Stated goal: Restate the full listing word for word and leave the pictures out.

Material for this exercise:
§ §
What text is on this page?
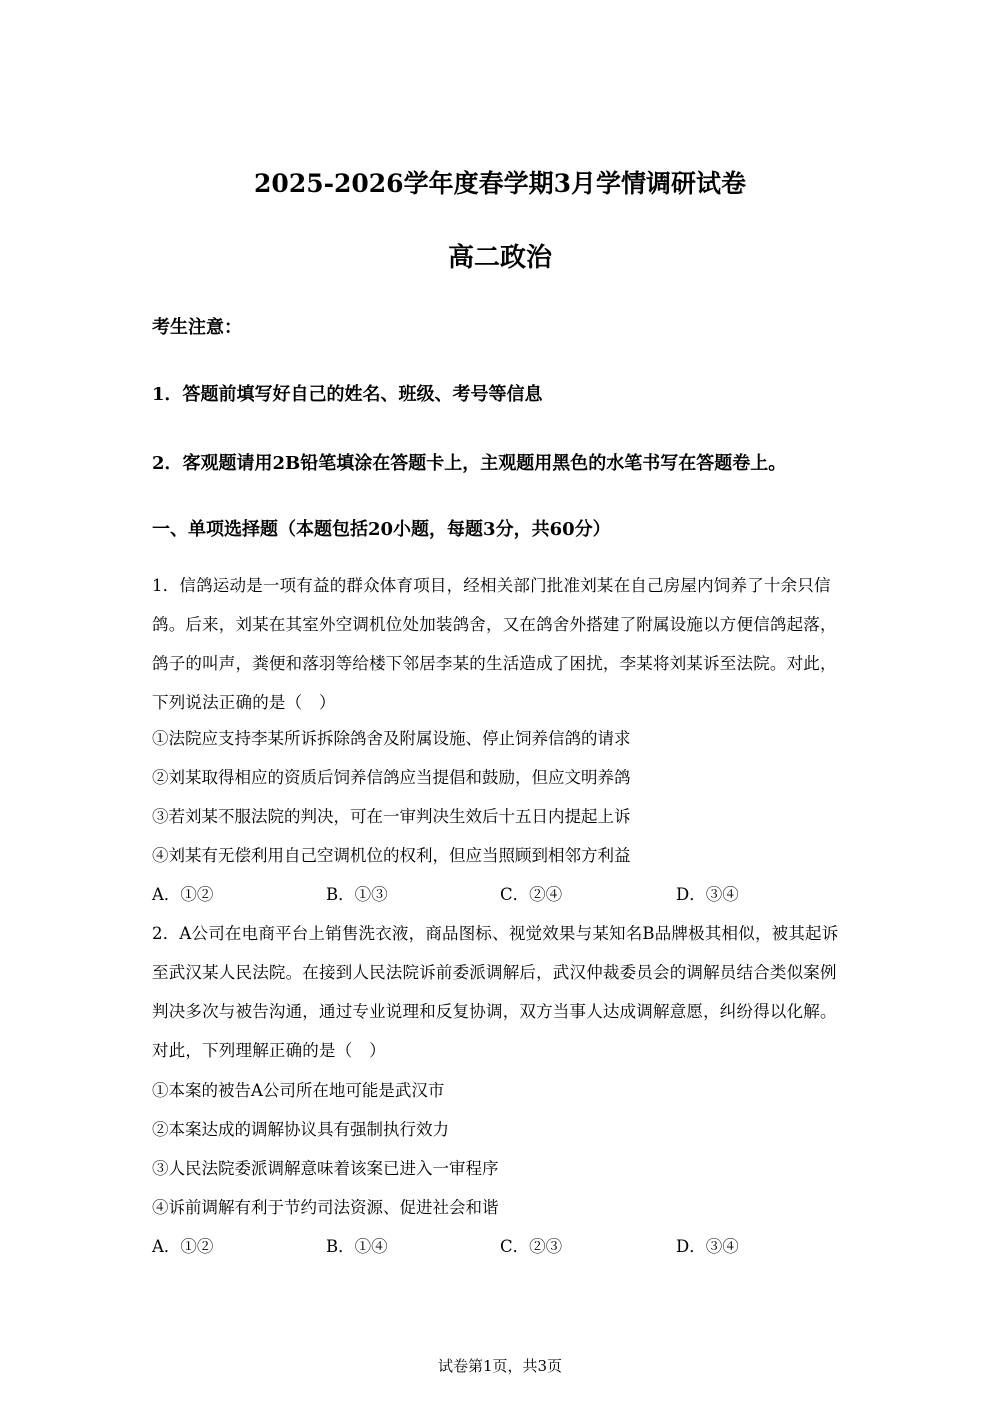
2025-2026学年度春学期3月学情调研试卷
高二政治
考生注意：
1．答题前填写好自己的姓名、班级、考号等信息
2．客观题请用2B铅笔填涂在答题卡上，主观题用黑色的水笔书写在答题卷上。
一、单项选择题（本题包括20小题，每题3分，共60分）
1．信鸽运动是一项有益的群众体育项目，经相关部门批准刘某在自己房屋内饲养了十余只信鸽。后来，刘某在其室外空调机位处加装鸽舍，又在鸽舍外搭建了附属设施以方便信鸽起落，鸽子的叫声，粪便和落羽等给楼下邻居李某的生活造成了困扰，李某将刘某诉至法院。对此，下列说法正确的是（　）
①法院应支持李某所诉拆除鸽舍及附属设施、停止饲养信鸽的请求
②刘某取得相应的资质后饲养信鸽应当提倡和鼓励，但应文明养鸽
③若刘某不服法院的判决，可在一审判决生效后十五日内提起上诉
④刘某有无偿利用自己空调机位的权利，但应当照顾到相邻方利益
A．①②	B．①③	C．②④	D．③④
2．A公司在电商平台上销售洗衣液，商品图标、视觉效果与某知名B品牌极其相似，被其起诉至武汉某人民法院。在接到人民法院诉前委派调解后，武汉仲裁委员会的调解员结合类似案例判决多次与被告沟通，通过专业说理和反复协调，双方当事人达成调解意愿，纠纷得以化解。对此，下列理解正确的是（　）
①本案的被告A公司所在地可能是武汉市
②本案达成的调解协议具有强制执行效力
③人民法院委派调解意味着该案已进入一审程序
④诉前调解有利于节约司法资源、促进社会和谐
A．①②	B．①④	C．②③	D．③④
试卷第1页，共3页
§ §
Exercise answer:
What text is on this page?
2025-2026学年度春学期3月学情调研试卷
高二政治
考生注意：
1．答题前填写好自己的姓名、班级、考号等信息
2．客观题请用2B铅笔填涂在答题卡上，主观题用黑色的水笔书写在答题卷上。
一、单项选择题（本题包括20小题，每题3分，共60分）
1．信鸽运动是一项有益的群众体育项目，经相关部门批准刘某在自己房屋内饲养了十余只信鸽。后来，刘某在其室外空调机位处加装鸽舍，又在鸽舍外搭建了附属设施以方便信鸽起落，鸽子的叫声，粪便和落羽等给楼下邻居李某的生活造成了困扰，李某将刘某诉至法院。对此，下列说法正确的是（　）
①法院应支持李某所诉拆除鸽舍及附属设施、停止饲养信鸽的请求
②刘某取得相应的资质后饲养信鸽应当提倡和鼓励，但应文明养鸽
③若刘某不服法院的判决，可在一审判决生效后十五日内提起上诉
④刘某有无偿利用自己空调机位的权利，但应当照顾到相邻方利益
A．①②	B．①③	C．②④	D．③④
2．A公司在电商平台上销售洗衣液，商品图标、视觉效果与某知名B品牌极其相似，被其起诉至武汉某人民法院。在接到人民法院诉前委派调解后，武汉仲裁委员会的调解员结合类似案例判决多次与被告沟通，通过专业说理和反复协调，双方当事人达成调解意愿，纠纷得以化解。对此，下列理解正确的是（　）
①本案的被告A公司所在地可能是武汉市
②本案达成的调解协议具有强制执行效力
③人民法院委派调解意味着该案已进入一审程序
④诉前调解有利于节约司法资源、促进社会和谐
A．①②	B．①④	C．②③	D．③④
试卷第1页，共3页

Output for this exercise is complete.